Chart and figure data —
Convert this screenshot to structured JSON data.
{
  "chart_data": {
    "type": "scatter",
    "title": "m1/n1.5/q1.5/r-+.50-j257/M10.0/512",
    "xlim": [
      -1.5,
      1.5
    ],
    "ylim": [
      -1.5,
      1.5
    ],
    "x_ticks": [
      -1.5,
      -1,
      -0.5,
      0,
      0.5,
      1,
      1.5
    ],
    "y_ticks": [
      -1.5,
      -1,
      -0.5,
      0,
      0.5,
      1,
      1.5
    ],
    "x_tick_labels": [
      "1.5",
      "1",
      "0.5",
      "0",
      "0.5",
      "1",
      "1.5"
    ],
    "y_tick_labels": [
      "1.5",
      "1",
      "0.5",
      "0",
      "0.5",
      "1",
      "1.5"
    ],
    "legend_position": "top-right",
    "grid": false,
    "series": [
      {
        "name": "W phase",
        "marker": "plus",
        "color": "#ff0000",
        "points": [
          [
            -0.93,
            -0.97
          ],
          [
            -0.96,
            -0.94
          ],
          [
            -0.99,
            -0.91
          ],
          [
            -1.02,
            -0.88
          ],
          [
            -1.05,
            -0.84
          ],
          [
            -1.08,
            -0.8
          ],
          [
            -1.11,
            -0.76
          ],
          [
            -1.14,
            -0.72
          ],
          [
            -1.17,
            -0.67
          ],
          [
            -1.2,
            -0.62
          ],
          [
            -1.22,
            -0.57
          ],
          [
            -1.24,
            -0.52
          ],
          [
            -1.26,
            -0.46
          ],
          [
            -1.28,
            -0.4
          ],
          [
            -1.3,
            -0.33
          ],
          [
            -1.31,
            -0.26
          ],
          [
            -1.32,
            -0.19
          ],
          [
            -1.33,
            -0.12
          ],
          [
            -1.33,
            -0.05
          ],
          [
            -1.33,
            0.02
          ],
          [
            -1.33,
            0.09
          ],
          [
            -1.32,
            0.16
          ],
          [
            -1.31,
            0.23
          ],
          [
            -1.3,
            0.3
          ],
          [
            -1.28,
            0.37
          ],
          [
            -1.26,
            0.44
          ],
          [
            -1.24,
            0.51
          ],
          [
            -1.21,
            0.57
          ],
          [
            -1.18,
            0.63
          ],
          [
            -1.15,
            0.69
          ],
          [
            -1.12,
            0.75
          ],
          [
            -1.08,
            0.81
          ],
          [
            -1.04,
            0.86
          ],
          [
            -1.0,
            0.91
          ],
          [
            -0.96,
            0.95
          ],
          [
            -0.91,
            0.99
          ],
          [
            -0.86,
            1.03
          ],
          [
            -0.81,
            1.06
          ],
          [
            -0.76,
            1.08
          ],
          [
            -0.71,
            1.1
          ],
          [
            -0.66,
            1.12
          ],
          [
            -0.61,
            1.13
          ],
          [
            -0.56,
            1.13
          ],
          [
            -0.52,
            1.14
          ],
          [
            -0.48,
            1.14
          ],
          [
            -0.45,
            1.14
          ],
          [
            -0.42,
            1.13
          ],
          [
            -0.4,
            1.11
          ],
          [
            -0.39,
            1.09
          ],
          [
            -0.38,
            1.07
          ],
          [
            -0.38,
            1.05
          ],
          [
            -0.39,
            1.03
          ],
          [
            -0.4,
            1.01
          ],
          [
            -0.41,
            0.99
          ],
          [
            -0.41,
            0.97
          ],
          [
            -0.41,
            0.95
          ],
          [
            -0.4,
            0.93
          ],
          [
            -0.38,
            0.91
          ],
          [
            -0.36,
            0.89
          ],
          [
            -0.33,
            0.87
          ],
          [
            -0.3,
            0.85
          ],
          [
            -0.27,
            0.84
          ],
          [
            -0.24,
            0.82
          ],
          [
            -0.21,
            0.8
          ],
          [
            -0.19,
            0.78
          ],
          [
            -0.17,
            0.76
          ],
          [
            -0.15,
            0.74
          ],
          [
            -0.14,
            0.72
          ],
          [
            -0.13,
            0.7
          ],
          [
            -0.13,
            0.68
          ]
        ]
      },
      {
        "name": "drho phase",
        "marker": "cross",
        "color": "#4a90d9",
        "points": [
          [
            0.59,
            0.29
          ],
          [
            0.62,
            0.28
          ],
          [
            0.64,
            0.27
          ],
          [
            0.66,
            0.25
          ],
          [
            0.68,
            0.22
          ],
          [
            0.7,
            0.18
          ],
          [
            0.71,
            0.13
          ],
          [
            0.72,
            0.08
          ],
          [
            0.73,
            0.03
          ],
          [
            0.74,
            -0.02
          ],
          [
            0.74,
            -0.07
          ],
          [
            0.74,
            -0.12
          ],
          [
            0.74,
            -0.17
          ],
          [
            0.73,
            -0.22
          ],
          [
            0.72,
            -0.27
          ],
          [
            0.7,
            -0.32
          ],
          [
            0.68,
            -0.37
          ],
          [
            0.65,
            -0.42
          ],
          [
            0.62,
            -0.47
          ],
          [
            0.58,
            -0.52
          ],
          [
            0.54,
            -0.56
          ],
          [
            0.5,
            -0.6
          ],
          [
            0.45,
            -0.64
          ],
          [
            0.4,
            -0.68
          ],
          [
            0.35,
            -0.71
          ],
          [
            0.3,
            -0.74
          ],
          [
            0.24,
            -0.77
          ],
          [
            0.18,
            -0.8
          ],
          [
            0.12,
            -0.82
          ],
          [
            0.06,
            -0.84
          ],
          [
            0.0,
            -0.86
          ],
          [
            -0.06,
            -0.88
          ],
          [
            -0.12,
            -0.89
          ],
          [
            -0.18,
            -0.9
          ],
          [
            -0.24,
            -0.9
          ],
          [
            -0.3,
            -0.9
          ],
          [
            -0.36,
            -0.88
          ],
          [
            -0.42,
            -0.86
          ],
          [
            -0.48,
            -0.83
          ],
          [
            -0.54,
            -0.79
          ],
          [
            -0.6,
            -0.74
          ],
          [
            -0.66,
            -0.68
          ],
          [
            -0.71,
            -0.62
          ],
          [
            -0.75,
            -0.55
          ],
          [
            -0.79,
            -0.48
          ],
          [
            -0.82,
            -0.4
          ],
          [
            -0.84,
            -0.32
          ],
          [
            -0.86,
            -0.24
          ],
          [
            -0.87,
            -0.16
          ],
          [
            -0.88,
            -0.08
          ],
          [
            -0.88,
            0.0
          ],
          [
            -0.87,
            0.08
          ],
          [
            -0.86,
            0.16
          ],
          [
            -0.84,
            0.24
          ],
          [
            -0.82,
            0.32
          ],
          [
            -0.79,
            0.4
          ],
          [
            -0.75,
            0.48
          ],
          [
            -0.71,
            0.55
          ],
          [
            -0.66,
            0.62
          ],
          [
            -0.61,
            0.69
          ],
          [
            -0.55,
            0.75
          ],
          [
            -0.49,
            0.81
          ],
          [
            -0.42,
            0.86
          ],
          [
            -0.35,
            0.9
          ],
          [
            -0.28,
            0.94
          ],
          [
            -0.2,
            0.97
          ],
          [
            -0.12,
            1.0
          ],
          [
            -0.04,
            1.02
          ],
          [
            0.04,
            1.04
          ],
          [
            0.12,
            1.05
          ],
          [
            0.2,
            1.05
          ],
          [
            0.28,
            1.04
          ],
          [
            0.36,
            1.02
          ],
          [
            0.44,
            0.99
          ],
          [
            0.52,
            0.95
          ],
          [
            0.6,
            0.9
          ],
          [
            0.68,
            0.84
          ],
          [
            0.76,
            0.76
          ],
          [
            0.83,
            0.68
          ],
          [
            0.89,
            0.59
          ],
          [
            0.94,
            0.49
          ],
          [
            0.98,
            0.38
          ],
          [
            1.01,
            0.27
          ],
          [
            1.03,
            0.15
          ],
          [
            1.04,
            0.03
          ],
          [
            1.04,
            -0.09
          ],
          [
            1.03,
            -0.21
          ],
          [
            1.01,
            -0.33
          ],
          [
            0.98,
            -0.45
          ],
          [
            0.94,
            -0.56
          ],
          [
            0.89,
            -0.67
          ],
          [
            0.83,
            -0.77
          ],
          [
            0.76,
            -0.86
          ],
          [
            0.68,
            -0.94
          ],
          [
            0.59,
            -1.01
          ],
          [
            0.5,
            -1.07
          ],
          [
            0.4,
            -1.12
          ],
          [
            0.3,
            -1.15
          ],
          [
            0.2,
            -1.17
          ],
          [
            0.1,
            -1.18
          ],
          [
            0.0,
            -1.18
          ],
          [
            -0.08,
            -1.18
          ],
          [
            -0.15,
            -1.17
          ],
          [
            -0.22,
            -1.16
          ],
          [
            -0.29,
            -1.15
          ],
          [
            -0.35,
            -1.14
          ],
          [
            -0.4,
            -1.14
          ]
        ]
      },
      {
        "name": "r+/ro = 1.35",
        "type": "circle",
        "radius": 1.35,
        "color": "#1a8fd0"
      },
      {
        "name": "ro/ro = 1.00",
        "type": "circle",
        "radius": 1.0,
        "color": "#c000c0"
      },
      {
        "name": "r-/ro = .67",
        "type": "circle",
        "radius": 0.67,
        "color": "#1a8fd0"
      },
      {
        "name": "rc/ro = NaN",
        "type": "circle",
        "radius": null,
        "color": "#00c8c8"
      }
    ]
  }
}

Stated goal — Find the word "name" in the data and show each line that holds it.

Finished exercise —
        "name": "W phase",
        "name": "drho phase",
        "name": "r+/ro = 1.35",
        "name": "ro/ro = 1.00",
        "name": "r-/ro = .67",
        "name": "rc/ro = NaN",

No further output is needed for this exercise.